##### Rows #####

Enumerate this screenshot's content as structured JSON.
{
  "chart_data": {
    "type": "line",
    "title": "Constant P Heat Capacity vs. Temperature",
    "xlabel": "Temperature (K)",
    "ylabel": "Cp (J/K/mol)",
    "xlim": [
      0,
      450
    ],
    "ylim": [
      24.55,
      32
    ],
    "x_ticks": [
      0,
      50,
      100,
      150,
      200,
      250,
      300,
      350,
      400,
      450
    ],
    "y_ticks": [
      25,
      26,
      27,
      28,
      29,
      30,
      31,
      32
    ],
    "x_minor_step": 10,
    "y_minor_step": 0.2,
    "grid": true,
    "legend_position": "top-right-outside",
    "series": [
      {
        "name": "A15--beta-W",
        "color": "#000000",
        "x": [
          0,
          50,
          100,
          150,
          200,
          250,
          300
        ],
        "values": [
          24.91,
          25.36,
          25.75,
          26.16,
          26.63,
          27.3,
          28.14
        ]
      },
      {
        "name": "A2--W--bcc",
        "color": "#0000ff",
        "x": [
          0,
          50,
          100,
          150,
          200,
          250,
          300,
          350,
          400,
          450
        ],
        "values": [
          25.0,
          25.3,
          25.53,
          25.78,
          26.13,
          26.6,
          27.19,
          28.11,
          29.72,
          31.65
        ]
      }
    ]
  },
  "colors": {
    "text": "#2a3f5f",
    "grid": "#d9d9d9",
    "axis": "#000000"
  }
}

#####

**What the task requires:** Return all of the data word for word.

**Response below:**
Enumerate this screenshot's content as structured JSON.
{
  "chart_data": {
    "type": "line",
    "title": "Constant P Heat Capacity vs. Temperature",
    "xlabel": "Temperature (K)",
    "ylabel": "Cp (J/K/mol)",
    "xlim": [
      0,
      450
    ],
    "ylim": [
      24.55,
      32
    ],
    "x_ticks": [
      0,
      50,
      100,
      150,
      200,
      250,
      300,
      350,
      400,
      450
    ],
    "y_ticks": [
      25,
      26,
      27,
      28,
      29,
      30,
      31,
      32
    ],
    "x_minor_step": 10,
    "y_minor_step": 0.2,
    "grid": true,
    "legend_position": "top-right-outside",
    "series": [
      {
        "name": "A15--beta-W",
        "color": "#000000",
        "x": [
          0,
          50,
          100,
          150,
          200,
          250,
          300
        ],
        "values": [
          24.91,
          25.36,
          25.75,
          26.16,
          26.63,
          27.3,
          28.14
        ]
      },
      {
        "name": "A2--W--bcc",
        "color": "#0000ff",
        "x": [
          0,
          50,
          100,
          150,
          200,
          250,
          300,
          350,
          400,
          450
        ],
        "values": [
          25.0,
          25.3,
          25.53,
          25.78,
          26.13,
          26.6,
          27.19,
          28.11,
          29.72,
          31.65
        ]
      }
    ]
  },
  "colors": {
    "text": "#2a3f5f",
    "grid": "#d9d9d9",
    "axis": "#000000"
  }
}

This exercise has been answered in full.